Extract every record, keeping each one exactly as it is.

— Start of Records provided —

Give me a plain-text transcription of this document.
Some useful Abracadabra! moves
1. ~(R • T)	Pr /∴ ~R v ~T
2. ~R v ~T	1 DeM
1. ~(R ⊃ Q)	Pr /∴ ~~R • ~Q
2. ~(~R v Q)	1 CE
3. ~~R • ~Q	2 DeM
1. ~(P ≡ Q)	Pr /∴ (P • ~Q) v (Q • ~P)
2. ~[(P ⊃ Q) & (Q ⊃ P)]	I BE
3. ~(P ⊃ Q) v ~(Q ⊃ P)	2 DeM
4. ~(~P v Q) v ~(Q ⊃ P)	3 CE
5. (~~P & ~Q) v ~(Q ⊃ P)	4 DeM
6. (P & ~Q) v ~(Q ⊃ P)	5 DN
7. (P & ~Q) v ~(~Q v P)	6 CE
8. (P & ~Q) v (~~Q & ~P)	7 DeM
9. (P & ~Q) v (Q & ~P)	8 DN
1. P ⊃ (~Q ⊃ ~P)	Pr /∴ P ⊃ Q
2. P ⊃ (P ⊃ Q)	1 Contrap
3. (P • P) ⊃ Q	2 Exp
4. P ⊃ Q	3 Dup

— End of Records provided —

Exercise response
Give me a plain-text transcription of this document.
Some useful Abracadabra! moves
1. ~(R • T)	Pr /∴ ~R v ~T
2. ~R v ~T	1 DeM
1. ~(R ⊃ Q)	Pr /∴ ~~R • ~Q
2. ~(~R v Q)	1 CE
3. ~~R • ~Q	2 DeM
1. ~(P ≡ Q)	Pr /∴ (P • ~Q) v (Q • ~P)
2. ~[(P ⊃ Q) & (Q ⊃ P)]	I BE
3. ~(P ⊃ Q) v ~(Q ⊃ P)	2 DeM
4. ~(~P v Q) v ~(Q ⊃ P)	3 CE
5. (~~P & ~Q) v ~(Q ⊃ P)	4 DeM
6. (P & ~Q) v ~(Q ⊃ P)	5 DN
7. (P & ~Q) v ~(~Q v P)	6 CE
8. (P & ~Q) v (~~Q & ~P)	7 DeM
9. (P & ~Q) v (Q & ~P)	8 DN
1. P ⊃ (~Q ⊃ ~P)	Pr /∴ P ⊃ Q
2. P ⊃ (P ⊃ Q)	1 Contrap
3. (P • P) ⊃ Q	2 Exp
4. P ⊃ Q	3 Dup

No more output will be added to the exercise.